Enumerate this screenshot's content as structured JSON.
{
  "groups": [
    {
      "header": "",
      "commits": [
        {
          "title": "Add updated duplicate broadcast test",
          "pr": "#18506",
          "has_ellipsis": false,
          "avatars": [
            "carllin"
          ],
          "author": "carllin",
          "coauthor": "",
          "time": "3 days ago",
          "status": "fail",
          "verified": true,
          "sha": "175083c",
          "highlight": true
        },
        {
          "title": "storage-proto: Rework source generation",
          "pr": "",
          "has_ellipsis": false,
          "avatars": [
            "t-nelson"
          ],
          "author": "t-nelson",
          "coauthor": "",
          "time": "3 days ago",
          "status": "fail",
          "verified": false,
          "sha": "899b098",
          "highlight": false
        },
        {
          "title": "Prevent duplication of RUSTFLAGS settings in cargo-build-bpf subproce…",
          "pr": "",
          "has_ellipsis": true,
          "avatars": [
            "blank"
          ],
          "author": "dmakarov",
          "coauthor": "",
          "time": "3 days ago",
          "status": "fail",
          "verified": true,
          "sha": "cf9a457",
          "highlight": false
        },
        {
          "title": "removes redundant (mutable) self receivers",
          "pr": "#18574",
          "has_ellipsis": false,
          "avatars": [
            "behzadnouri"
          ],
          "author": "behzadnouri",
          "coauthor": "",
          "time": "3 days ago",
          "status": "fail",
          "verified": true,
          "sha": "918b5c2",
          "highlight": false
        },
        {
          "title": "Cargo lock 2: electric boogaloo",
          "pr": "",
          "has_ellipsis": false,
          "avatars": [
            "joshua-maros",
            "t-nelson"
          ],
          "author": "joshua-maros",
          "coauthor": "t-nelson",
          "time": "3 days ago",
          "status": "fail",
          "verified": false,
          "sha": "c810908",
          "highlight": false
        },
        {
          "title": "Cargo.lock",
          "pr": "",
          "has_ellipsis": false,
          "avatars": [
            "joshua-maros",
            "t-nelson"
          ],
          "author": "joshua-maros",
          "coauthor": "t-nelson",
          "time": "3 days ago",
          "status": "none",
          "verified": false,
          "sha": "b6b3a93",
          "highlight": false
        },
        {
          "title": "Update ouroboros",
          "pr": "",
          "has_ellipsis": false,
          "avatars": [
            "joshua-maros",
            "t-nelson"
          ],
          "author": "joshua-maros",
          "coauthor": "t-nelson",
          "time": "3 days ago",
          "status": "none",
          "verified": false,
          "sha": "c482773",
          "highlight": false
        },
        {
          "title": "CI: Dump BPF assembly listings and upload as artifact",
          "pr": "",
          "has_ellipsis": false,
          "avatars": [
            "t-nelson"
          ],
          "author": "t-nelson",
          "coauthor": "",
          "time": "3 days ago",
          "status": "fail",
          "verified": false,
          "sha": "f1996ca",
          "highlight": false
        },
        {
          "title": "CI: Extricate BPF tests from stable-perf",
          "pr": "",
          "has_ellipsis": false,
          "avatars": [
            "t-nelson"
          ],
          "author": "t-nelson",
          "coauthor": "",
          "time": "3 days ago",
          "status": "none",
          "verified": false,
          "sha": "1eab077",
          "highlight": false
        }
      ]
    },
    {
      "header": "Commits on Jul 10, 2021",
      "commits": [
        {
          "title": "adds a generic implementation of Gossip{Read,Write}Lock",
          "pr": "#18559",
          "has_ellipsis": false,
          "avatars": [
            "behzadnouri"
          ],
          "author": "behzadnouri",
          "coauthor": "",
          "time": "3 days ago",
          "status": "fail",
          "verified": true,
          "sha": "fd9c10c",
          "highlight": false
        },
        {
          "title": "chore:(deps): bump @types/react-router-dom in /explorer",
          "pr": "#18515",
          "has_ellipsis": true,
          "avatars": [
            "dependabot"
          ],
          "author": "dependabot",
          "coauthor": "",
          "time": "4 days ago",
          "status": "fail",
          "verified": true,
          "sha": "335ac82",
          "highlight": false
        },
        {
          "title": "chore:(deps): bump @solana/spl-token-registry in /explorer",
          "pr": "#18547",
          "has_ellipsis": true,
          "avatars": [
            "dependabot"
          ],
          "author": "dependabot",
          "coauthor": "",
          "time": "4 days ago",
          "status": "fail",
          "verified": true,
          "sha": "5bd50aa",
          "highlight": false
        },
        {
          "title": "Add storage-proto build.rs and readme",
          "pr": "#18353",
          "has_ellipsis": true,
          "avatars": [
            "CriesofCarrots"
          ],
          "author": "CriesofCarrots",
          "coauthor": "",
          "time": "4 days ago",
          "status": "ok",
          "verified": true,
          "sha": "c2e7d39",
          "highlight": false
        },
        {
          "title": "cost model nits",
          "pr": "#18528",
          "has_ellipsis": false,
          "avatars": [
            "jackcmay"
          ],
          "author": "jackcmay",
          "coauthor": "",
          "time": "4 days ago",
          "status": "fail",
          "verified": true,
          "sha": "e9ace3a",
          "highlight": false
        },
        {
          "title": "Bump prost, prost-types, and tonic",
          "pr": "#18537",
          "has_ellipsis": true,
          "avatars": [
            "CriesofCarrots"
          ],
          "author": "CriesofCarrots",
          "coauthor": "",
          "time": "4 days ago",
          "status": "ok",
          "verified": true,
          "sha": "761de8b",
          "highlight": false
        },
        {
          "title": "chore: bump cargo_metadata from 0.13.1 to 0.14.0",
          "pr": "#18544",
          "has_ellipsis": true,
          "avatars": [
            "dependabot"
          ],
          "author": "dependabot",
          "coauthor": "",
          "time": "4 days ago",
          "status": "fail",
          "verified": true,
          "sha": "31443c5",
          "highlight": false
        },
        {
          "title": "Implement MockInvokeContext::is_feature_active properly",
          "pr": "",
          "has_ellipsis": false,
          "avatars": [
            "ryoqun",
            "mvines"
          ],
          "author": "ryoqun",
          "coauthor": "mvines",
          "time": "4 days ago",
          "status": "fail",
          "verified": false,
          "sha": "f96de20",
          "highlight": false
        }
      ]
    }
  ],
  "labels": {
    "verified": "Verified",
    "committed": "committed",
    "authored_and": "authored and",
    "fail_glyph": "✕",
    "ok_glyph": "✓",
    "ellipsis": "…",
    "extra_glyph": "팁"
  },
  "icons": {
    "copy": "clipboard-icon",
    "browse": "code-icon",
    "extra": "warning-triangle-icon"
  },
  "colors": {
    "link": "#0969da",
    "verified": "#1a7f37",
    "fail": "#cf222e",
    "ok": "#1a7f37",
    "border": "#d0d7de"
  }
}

-- -- --

Copy out all the entries shown above, character for character.

*Answer to the exercise*.
Enumerate this screenshot's content as structured JSON.
{
  "groups": [
    {
      "header": "",
      "commits": [
        {
          "title": "Add updated duplicate broadcast test",
          "pr": "#18506",
          "has_ellipsis": false,
          "avatars": [
            "carllin"
          ],
          "author": "carllin",
          "coauthor": "",
          "time": "3 days ago",
          "status": "fail",
          "verified": true,
          "sha": "175083c",
          "highlight": true
        },
        {
          "title": "storage-proto: Rework source generation",
          "pr": "",
          "has_ellipsis": false,
          "avatars": [
            "t-nelson"
          ],
          "author": "t-nelson",
          "coauthor": "",
          "time": "3 days ago",
          "status": "fail",
          "verified": false,
          "sha": "899b098",
          "highlight": false
        },
        {
          "title": "Prevent duplication of RUSTFLAGS settings in cargo-build-bpf subproce…",
          "pr": "",
          "has_ellipsis": true,
          "avatars": [
            "blank"
          ],
          "author": "dmakarov",
          "coauthor": "",
          "time": "3 days ago",
          "status": "fail",
          "verified": true,
          "sha": "cf9a457",
          "highlight": false
        },
        {
          "title": "removes redundant (mutable) self receivers",
          "pr": "#18574",
          "has_ellipsis": false,
          "avatars": [
            "behzadnouri"
          ],
          "author": "behzadnouri",
          "coauthor": "",
          "time": "3 days ago",
          "status": "fail",
          "verified": true,
          "sha": "918b5c2",
          "highlight": false
        },
        {
          "title": "Cargo lock 2: electric boogaloo",
          "pr": "",
          "has_ellipsis": false,
          "avatars": [
            "joshua-maros",
            "t-nelson"
          ],
          "author": "joshua-maros",
          "coauthor": "t-nelson",
          "time": "3 days ago",
          "status": "fail",
          "verified": false,
          "sha": "c810908",
          "highlight": false
        },
        {
          "title": "Cargo.lock",
          "pr": "",
          "has_ellipsis": false,
          "avatars": [
            "joshua-maros",
            "t-nelson"
          ],
          "author": "joshua-maros",
          "coauthor": "t-nelson",
          "time": "3 days ago",
          "status": "none",
          "verified": false,
          "sha": "b6b3a93",
          "highlight": false
        },
        {
          "title": "Update ouroboros",
          "pr": "",
          "has_ellipsis": false,
          "avatars": [
            "joshua-maros",
            "t-nelson"
          ],
          "author": "joshua-maros",
          "coauthor": "t-nelson",
          "time": "3 days ago",
          "status": "none",
          "verified": false,
          "sha": "c482773",
          "highlight": false
        },
        {
          "title": "CI: Dump BPF assembly listings and upload as artifact",
          "pr": "",
          "has_ellipsis": false,
          "avatars": [
            "t-nelson"
          ],
          "author": "t-nelson",
          "coauthor": "",
          "time": "3 days ago",
          "status": "fail",
          "verified": false,
          "sha": "f1996ca",
          "highlight": false
        },
        {
          "title": "CI: Extricate BPF tests from stable-perf",
          "pr": "",
          "has_ellipsis": false,
          "avatars": [
            "t-nelson"
          ],
          "author": "t-nelson",
          "coauthor": "",
          "time": "3 days ago",
          "status": "none",
          "verified": false,
          "sha": "1eab077",
          "highlight": false
        }
      ]
    },
    {
      "header": "Commits on Jul 10, 2021",
      "commits": [
        {
          "title": "adds a generic implementation of Gossip{Read,Write}Lock",
          "pr": "#18559",
          "has_ellipsis": false,
          "avatars": [
            "behzadnouri"
          ],
          "author": "behzadnouri",
          "coauthor": "",
          "time": "3 days ago",
          "status": "fail",
          "verified": true,
          "sha": "fd9c10c",
          "highlight": false
        },
        {
          "title": "chore:(deps): bump @types/react-router-dom in /explorer",
          "pr": "#18515",
          "has_ellipsis": true,
          "avatars": [
            "dependabot"
          ],
          "author": "dependabot",
          "coauthor": "",
          "time": "4 days ago",
          "status": "fail",
          "verified": true,
          "sha": "335ac82",
          "highlight": false
        },
        {
          "title": "chore:(deps): bump @solana/spl-token-registry in /explorer",
          "pr": "#18547",
          "has_ellipsis": true,
          "avatars": [
            "dependabot"
          ],
          "author": "dependabot",
          "coauthor": "",
          "time": "4 days ago",
          "status": "fail",
          "verified": true,
          "sha": "5bd50aa",
          "highlight": false
        },
        {
          "title": "Add storage-proto build.rs and readme",
          "pr": "#18353",
          "has_ellipsis": true,
          "avatars": [
            "CriesofCarrots"
          ],
          "author": "CriesofCarrots",
          "coauthor": "",
          "time": "4 days ago",
          "status": "ok",
          "verified": true,
          "sha": "c2e7d39",
          "highlight": false
        },
        {
          "title": "cost model nits",
          "pr": "#18528",
          "has_ellipsis": false,
          "avatars": [
            "jackcmay"
          ],
          "author": "jackcmay",
          "coauthor": "",
          "time": "4 days ago",
          "status": "fail",
          "verified": true,
          "sha": "e9ace3a",
          "highlight": false
        },
        {
          "title": "Bump prost, prost-types, and tonic",
          "pr": "#18537",
          "has_ellipsis": true,
          "avatars": [
            "CriesofCarrots"
          ],
          "author": "CriesofCarrots",
          "coauthor": "",
          "time": "4 days ago",
          "status": "ok",
          "verified": true,
          "sha": "761de8b",
          "highlight": false
        },
        {
          "title": "chore: bump cargo_metadata from 0.13.1 to 0.14.0",
          "pr": "#18544",
          "has_ellipsis": true,
          "avatars": [
            "dependabot"
          ],
          "author": "dependabot",
          "coauthor": "",
          "time": "4 days ago",
          "status": "fail",
          "verified": true,
          "sha": "31443c5",
          "highlight": false
        },
        {
          "title": "Implement MockInvokeContext::is_feature_active properly",
          "pr": "",
          "has_ellipsis": false,
          "avatars": [
            "ryoqun",
            "mvines"
          ],
          "author": "ryoqun",
          "coauthor": "mvines",
          "time": "4 days ago",
          "status": "fail",
          "verified": false,
          "sha": "f96de20",
          "highlight": false
        }
      ]
    }
  ],
  "labels": {
    "verified": "Verified",
    "committed": "committed",
    "authored_and": "authored and",
    "fail_glyph": "✕",
    "ok_glyph": "✓",
    "ellipsis": "…",
    "extra_glyph": "팁"
  },
  "icons": {
    "copy": "clipboard-icon",
    "browse": "code-icon",
    "extra": "warning-triangle-icon"
  },
  "colors": {
    "link": "#0969da",
    "verified": "#1a7f37",
    "fail": "#cf222e",
    "ok": "#1a7f37",
    "border": "#d0d7de"
  }
}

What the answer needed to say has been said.